# WHAT IS BEING ASKED
Below are the records; locate each line with the word "JSON" and copy it.

┌──

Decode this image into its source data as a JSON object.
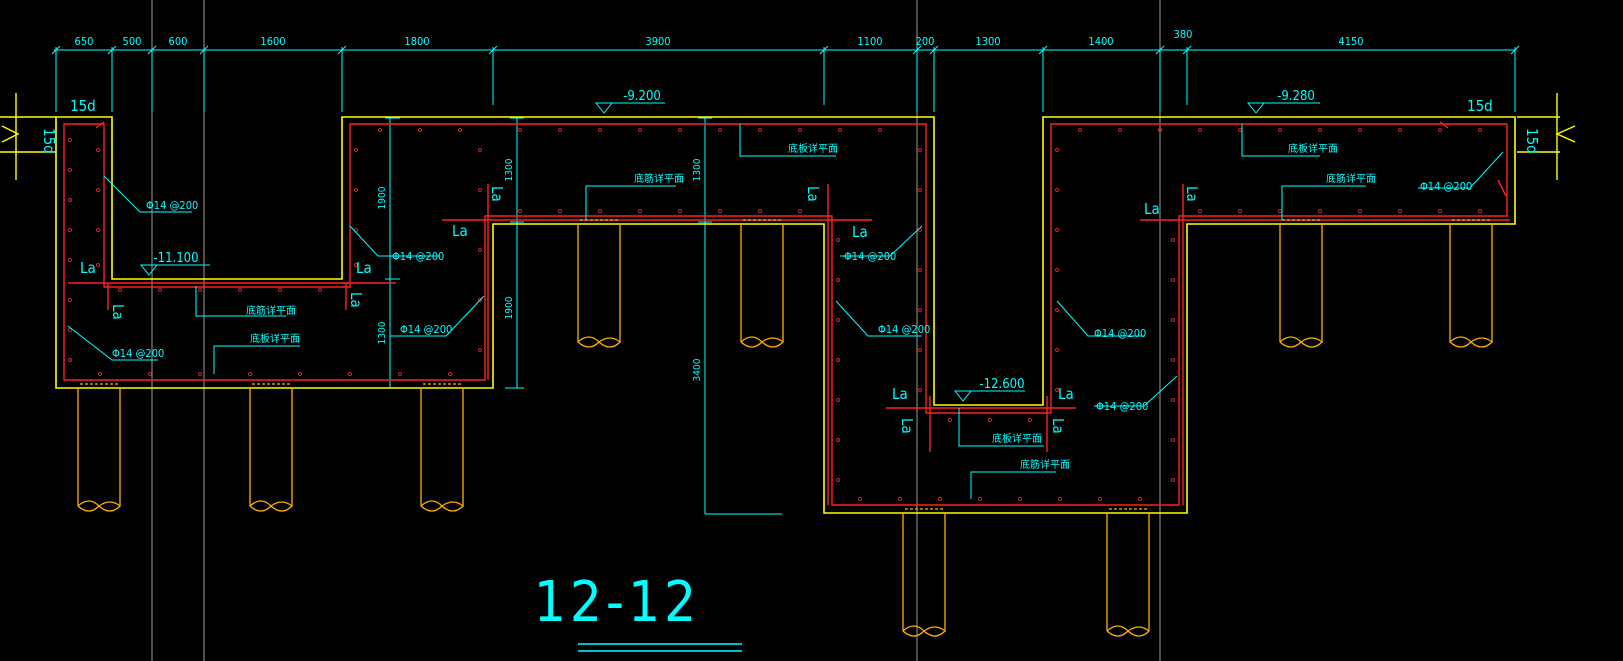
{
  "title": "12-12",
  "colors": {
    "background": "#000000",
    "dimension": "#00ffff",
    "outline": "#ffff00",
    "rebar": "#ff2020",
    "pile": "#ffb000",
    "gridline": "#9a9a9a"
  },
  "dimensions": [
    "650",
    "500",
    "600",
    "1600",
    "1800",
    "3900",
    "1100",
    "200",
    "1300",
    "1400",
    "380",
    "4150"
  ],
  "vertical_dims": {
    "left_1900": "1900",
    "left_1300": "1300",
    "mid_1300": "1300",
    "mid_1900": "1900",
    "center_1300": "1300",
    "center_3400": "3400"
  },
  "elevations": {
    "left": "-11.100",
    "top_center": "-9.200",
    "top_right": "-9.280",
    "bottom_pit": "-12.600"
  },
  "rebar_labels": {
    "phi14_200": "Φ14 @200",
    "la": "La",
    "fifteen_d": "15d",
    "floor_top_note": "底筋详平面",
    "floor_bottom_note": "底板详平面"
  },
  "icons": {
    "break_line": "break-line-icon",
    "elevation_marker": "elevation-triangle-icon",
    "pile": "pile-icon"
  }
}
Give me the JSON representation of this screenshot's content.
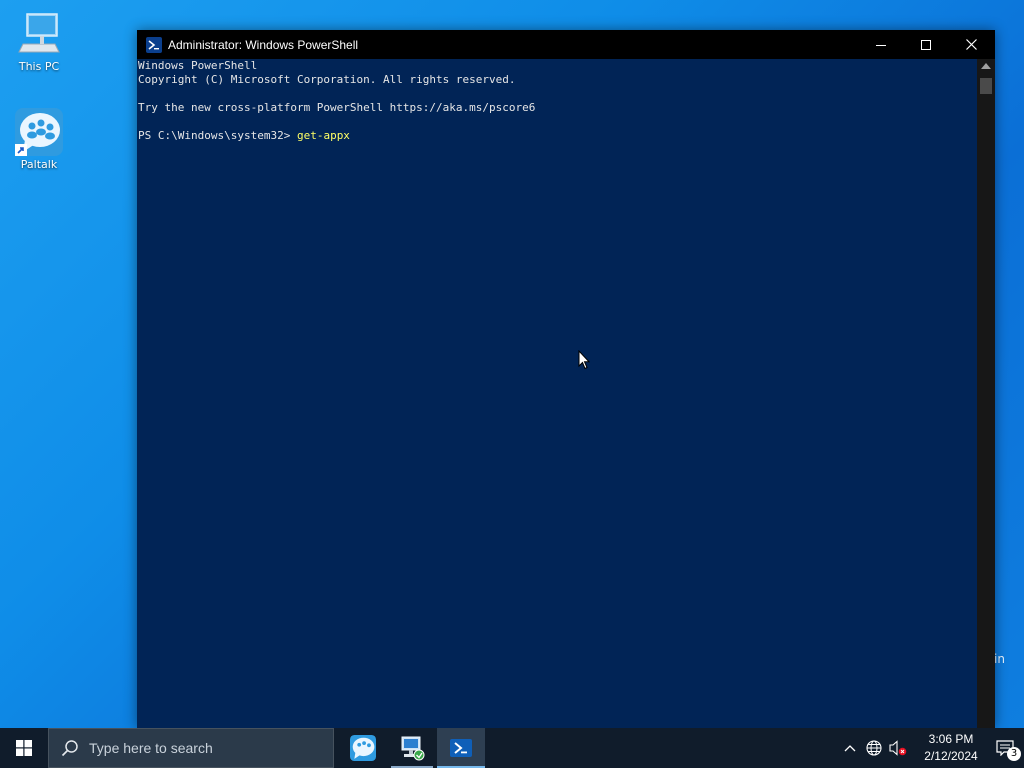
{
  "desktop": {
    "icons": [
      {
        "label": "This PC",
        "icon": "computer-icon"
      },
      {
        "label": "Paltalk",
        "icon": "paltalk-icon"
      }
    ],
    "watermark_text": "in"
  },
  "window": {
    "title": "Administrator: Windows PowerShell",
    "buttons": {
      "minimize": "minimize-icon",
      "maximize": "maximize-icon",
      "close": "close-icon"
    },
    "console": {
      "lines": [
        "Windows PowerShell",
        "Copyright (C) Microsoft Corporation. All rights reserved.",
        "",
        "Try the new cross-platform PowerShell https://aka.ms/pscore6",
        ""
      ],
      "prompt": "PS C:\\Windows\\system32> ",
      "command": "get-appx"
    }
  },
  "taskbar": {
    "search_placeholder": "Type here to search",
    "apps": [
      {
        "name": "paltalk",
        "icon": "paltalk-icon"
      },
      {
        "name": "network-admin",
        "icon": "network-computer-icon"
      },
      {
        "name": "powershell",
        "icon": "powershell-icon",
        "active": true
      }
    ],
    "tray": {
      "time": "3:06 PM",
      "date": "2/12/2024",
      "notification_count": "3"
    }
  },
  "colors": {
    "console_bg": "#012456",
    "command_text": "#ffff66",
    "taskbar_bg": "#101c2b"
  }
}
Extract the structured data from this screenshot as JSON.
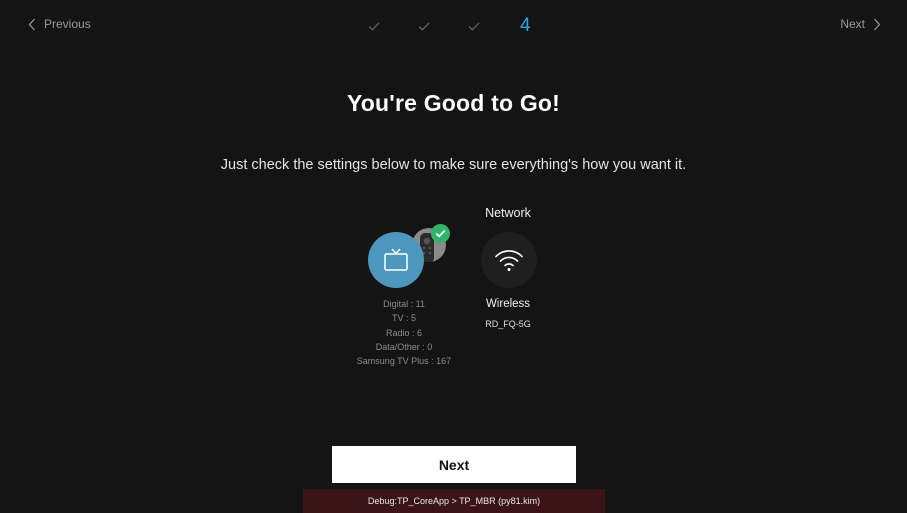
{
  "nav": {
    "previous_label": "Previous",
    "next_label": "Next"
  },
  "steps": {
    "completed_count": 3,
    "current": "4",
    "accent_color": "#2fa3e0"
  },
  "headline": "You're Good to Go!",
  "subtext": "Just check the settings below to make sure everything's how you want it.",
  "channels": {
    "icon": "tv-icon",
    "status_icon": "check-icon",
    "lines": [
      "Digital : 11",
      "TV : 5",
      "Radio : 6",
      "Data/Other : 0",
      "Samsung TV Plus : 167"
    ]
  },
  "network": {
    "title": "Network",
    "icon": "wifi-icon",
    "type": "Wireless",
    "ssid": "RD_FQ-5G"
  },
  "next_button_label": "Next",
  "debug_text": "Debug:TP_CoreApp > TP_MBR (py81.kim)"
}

└──

# TASK SOLUTION
Decode this image into its source data as a JSON object.
Give me the JSON representation of this screenshot's content.
Extract the structured data from this screenshot as JSON.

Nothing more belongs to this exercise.